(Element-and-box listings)
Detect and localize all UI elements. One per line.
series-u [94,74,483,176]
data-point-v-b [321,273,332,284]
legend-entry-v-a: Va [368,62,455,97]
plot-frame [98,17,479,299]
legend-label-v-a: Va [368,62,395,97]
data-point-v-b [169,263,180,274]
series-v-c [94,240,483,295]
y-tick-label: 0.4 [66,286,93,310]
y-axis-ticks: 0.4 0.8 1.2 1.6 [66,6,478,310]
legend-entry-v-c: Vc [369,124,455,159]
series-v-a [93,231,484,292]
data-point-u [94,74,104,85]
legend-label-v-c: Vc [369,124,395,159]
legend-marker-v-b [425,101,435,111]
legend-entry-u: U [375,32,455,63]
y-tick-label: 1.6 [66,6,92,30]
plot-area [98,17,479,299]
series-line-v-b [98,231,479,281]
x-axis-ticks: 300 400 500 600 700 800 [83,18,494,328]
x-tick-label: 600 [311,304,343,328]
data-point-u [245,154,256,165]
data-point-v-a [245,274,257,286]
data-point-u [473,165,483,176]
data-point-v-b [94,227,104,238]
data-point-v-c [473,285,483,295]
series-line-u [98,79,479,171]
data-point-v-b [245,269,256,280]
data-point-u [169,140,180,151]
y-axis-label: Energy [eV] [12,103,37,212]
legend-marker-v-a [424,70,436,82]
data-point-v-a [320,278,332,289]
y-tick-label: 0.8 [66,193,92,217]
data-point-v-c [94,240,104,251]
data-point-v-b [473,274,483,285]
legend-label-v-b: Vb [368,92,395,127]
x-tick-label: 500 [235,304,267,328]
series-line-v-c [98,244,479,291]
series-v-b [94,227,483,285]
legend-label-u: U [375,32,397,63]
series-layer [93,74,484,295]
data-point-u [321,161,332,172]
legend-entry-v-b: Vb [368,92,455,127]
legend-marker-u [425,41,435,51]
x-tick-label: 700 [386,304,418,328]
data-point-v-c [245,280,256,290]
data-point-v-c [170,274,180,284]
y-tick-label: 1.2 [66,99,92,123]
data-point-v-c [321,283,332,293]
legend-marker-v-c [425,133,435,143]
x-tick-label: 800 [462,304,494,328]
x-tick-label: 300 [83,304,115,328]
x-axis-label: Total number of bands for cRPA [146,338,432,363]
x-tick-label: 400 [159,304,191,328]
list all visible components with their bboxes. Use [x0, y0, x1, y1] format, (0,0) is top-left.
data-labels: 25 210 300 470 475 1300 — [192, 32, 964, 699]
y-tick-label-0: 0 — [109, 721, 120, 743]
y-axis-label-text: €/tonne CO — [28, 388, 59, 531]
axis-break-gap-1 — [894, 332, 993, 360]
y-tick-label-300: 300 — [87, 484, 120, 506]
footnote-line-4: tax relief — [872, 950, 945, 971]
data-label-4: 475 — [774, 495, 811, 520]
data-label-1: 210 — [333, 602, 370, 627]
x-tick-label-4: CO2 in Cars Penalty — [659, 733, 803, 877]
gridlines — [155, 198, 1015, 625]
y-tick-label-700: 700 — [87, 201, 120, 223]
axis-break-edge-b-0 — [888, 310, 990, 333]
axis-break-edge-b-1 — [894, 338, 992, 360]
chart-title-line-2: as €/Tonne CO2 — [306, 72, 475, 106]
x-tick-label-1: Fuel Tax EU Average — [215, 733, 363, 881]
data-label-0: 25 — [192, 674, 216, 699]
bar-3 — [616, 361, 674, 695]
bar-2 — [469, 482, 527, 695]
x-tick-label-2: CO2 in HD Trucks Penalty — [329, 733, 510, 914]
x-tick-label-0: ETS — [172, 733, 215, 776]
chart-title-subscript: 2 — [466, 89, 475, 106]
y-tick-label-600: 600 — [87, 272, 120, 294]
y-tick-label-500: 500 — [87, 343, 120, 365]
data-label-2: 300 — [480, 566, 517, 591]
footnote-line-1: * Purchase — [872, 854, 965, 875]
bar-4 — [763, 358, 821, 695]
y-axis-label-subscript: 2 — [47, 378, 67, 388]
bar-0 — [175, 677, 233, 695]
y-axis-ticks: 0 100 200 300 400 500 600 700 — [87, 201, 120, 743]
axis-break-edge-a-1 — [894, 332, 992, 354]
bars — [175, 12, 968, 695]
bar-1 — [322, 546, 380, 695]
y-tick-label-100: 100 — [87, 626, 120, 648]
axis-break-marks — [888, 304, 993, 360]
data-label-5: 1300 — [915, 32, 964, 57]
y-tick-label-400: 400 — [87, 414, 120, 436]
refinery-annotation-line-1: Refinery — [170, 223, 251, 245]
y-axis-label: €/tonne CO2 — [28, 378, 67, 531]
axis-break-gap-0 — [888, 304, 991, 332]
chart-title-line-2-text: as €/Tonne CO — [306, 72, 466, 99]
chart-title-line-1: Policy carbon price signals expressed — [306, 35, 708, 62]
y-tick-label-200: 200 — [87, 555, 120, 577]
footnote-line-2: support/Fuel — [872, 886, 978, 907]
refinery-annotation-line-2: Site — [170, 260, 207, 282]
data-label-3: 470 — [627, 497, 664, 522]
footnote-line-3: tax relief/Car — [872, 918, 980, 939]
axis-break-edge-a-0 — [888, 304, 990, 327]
---
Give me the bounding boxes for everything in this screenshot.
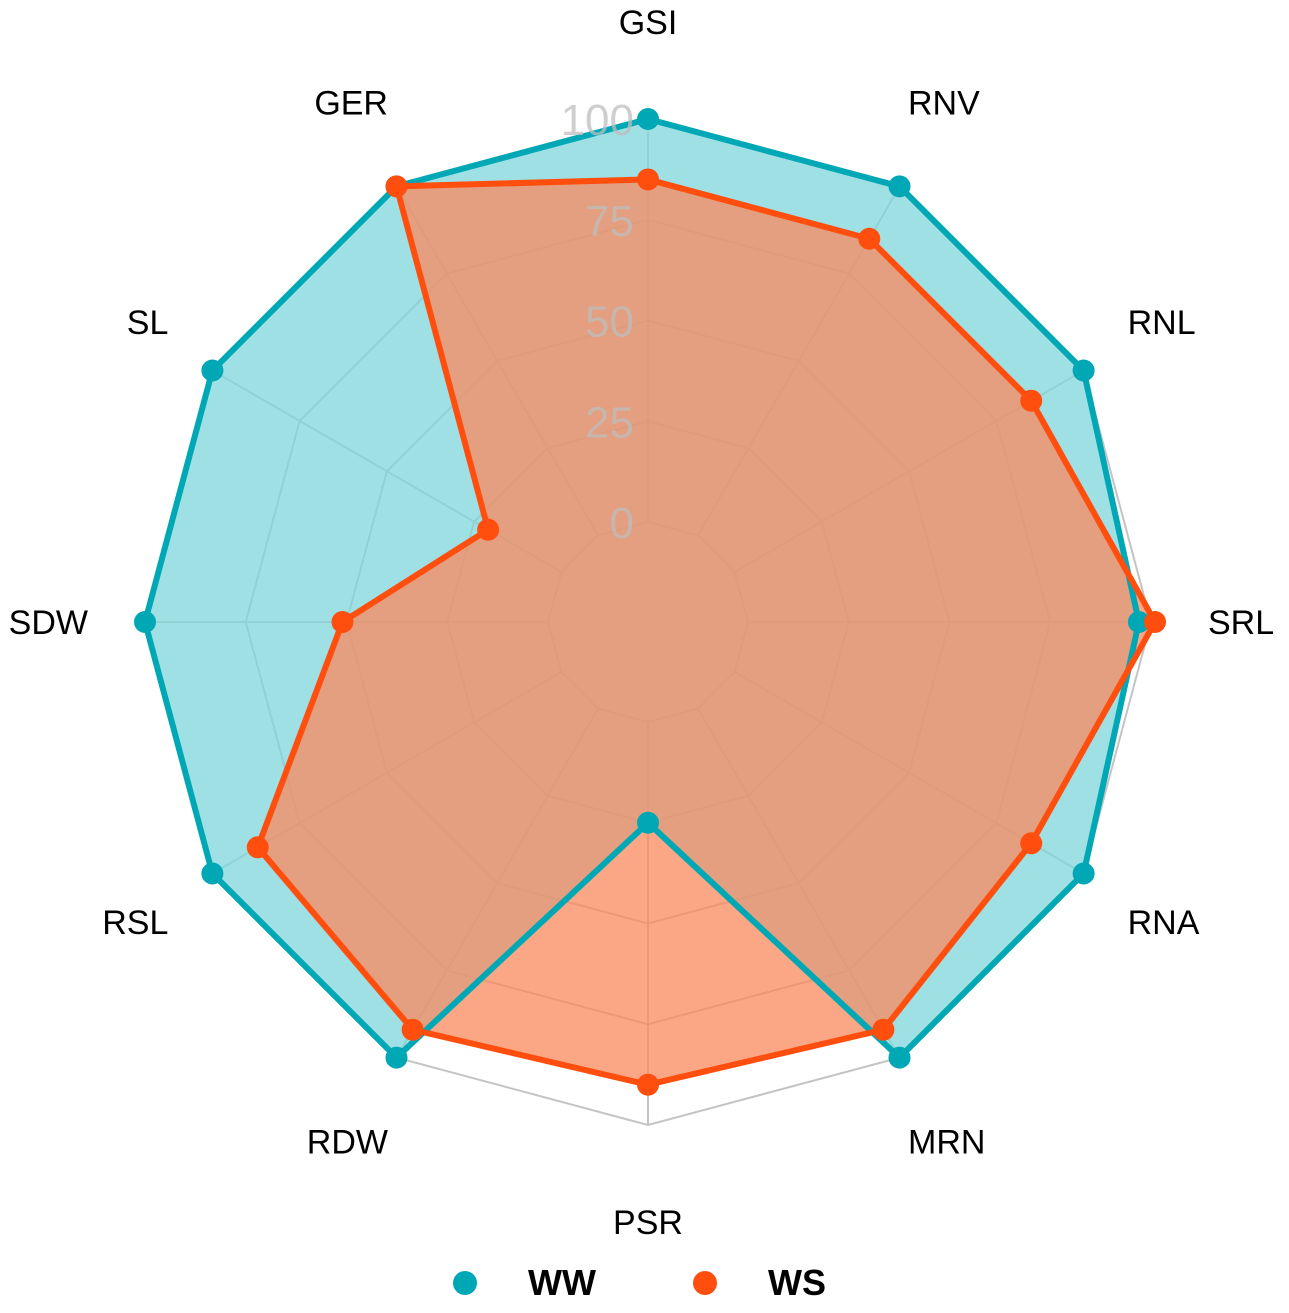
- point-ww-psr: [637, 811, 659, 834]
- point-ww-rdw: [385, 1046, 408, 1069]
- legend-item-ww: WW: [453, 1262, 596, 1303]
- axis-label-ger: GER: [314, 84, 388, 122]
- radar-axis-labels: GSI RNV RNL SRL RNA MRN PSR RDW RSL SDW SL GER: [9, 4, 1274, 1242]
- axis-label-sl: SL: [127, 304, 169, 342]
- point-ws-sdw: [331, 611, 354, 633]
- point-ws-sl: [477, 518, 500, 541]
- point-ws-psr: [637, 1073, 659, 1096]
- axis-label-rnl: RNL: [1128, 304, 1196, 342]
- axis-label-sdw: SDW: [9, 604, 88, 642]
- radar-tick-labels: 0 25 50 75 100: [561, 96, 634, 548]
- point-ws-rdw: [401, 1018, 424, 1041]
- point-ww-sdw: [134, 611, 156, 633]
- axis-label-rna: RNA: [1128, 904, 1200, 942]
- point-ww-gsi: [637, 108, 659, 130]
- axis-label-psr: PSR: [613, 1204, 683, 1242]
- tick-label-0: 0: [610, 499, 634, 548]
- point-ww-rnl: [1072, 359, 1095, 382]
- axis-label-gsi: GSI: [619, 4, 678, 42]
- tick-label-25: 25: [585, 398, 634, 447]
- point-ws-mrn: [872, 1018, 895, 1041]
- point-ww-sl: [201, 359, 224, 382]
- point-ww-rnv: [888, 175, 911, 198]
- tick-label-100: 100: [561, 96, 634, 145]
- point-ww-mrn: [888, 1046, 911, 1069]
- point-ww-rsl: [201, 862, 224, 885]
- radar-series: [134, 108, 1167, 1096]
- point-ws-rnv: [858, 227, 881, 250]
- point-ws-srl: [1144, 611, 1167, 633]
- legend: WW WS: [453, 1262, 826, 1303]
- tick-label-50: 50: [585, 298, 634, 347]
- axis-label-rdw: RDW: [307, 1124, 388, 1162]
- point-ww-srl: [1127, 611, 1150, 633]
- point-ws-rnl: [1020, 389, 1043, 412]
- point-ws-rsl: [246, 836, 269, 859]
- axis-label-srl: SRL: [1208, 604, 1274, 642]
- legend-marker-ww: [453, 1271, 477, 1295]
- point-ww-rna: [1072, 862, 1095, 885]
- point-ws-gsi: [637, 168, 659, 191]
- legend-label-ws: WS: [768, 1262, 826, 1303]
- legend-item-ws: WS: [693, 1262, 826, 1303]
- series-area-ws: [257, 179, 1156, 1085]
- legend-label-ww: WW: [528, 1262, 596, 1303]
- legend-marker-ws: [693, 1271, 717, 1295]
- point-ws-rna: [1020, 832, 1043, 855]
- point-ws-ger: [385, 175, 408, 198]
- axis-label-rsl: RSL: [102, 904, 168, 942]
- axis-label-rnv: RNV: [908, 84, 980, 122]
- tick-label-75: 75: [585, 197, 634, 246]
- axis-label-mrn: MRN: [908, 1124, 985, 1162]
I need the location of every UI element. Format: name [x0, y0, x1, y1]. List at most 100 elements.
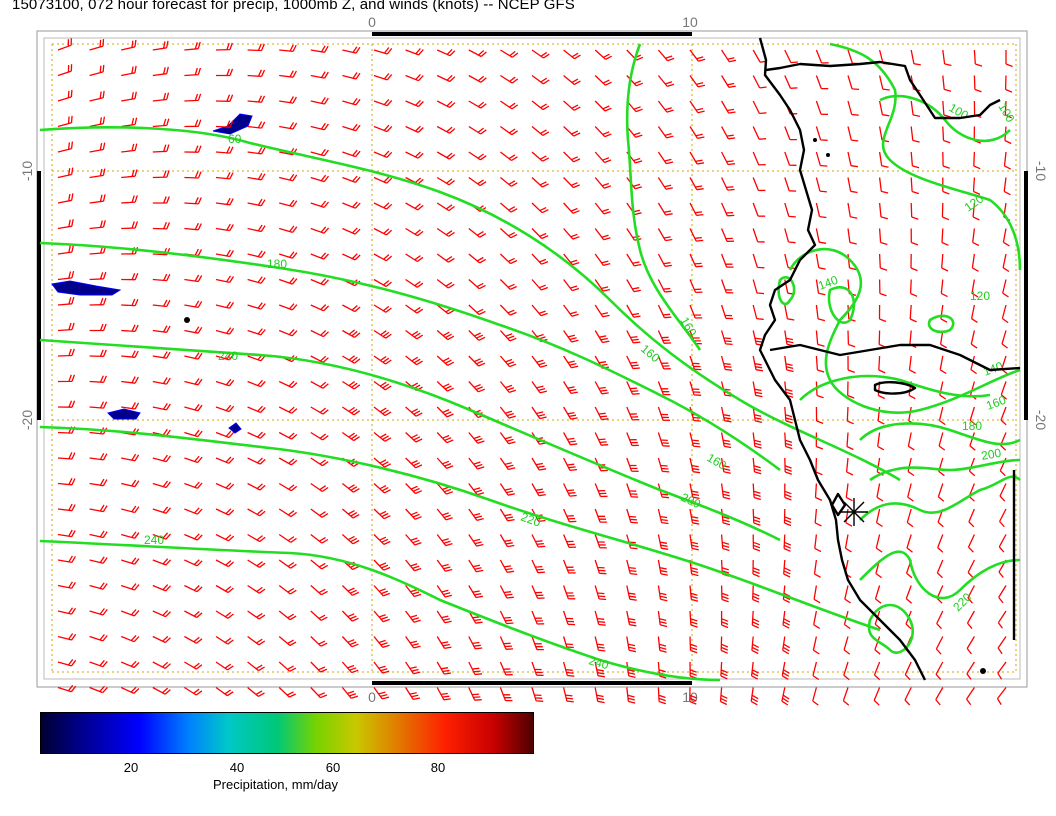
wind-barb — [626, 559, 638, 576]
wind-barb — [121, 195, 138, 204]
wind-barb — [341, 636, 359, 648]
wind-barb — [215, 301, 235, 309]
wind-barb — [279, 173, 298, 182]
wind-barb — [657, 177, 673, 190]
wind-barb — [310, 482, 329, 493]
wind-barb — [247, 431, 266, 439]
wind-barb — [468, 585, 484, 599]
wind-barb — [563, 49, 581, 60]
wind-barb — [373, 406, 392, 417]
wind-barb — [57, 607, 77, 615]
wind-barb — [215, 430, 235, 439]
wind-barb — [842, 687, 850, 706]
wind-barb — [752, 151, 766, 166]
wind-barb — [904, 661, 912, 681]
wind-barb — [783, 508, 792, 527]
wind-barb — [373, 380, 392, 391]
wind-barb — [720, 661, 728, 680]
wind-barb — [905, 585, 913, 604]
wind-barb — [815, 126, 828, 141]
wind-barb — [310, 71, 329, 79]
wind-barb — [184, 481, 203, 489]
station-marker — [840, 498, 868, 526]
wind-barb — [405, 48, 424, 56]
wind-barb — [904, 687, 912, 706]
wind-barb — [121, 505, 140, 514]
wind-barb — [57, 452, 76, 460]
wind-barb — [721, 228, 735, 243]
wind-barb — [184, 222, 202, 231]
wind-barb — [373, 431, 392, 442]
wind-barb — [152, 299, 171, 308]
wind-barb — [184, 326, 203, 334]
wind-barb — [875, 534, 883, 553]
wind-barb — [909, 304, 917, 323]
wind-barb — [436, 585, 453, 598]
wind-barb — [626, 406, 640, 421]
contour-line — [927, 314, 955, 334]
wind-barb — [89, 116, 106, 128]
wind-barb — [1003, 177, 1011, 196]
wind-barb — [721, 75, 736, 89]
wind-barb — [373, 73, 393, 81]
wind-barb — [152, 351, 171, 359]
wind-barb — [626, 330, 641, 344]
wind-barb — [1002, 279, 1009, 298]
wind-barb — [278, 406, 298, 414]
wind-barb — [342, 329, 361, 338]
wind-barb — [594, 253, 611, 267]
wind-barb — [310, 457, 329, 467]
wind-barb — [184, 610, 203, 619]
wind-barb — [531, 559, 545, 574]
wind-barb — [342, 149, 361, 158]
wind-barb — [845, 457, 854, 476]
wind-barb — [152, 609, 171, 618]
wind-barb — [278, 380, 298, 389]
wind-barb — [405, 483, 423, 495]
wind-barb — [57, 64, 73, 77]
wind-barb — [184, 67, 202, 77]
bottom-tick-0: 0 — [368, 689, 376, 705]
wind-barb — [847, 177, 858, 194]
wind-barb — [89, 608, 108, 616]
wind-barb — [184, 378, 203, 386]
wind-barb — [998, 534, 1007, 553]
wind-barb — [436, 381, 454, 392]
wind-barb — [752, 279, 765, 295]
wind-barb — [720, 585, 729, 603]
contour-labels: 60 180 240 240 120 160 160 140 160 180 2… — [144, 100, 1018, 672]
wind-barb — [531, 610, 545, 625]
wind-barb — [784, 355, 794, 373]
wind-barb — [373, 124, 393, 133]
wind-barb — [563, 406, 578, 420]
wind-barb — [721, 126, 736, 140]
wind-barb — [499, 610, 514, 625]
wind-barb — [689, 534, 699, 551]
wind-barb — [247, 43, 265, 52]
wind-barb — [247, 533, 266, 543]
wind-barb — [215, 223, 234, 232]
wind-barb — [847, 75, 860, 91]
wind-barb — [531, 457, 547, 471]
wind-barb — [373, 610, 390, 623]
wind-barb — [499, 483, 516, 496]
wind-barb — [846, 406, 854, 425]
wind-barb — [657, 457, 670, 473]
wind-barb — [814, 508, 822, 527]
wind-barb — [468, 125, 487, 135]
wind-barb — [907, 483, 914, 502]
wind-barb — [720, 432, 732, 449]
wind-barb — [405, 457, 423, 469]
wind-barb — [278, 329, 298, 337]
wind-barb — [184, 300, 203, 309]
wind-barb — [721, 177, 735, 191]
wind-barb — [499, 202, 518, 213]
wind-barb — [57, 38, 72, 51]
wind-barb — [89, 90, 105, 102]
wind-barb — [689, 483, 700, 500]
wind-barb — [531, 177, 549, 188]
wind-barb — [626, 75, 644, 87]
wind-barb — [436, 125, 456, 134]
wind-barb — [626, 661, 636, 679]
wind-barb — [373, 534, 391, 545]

# [Required work]
Recast the stretch of the records from the line containing "wind-barb — [626, 559, 638, 576]" through the line containing "wind-barb — [152, 351, 171, 359]" as a numbered list, leaving out any blank lines.

# [Solution below]
1. wind-barb — [626, 559, 638, 576]
2. wind-barb — [121, 195, 138, 204]
3. wind-barb — [341, 636, 359, 648]
4. wind-barb — [215, 301, 235, 309]
5. wind-barb — [279, 173, 298, 182]
6. wind-barb — [657, 177, 673, 190]
7. wind-barb — [310, 482, 329, 493]
8. wind-barb — [247, 431, 266, 439]
9. wind-barb — [468, 585, 484, 599]
10. wind-barb — [563, 49, 581, 60]
11. wind-barb — [373, 406, 392, 417]
12. wind-barb — [57, 607, 77, 615]
13. wind-barb — [215, 430, 235, 439]
14. wind-barb — [842, 687, 850, 706]
15. wind-barb — [752, 151, 766, 166]
16. wind-barb — [904, 661, 912, 681]
17. wind-barb — [783, 508, 792, 527]
18. wind-barb — [373, 380, 392, 391]
19. wind-barb — [720, 661, 728, 680]
20. wind-barb — [905, 585, 913, 604]
21. wind-barb — [815, 126, 828, 141]
22. wind-barb — [310, 71, 329, 79]
23. wind-barb — [184, 481, 203, 489]
24. station-marker — [840, 498, 868, 526]
25. wind-barb — [405, 48, 424, 56]
26. wind-barb — [904, 687, 912, 706]
27. wind-barb — [121, 505, 140, 514]
28. wind-barb — [57, 452, 76, 460]
29. wind-barb — [721, 228, 735, 243]
30. wind-barb — [184, 222, 202, 231]
31. wind-barb — [373, 431, 392, 442]
32. wind-barb — [152, 299, 171, 308]
33. wind-barb — [184, 326, 203, 334]
34. wind-barb — [875, 534, 883, 553]
35. wind-barb — [909, 304, 917, 323]
36. wind-barb — [436, 585, 453, 598]
37. wind-barb — [626, 406, 640, 421]
38. contour-line — [927, 314, 955, 334]
39. wind-barb — [89, 116, 106, 128]
40. wind-barb — [1003, 177, 1011, 196]
41. wind-barb — [721, 75, 736, 89]
42. wind-barb — [373, 73, 393, 81]
43. wind-barb — [152, 351, 171, 359]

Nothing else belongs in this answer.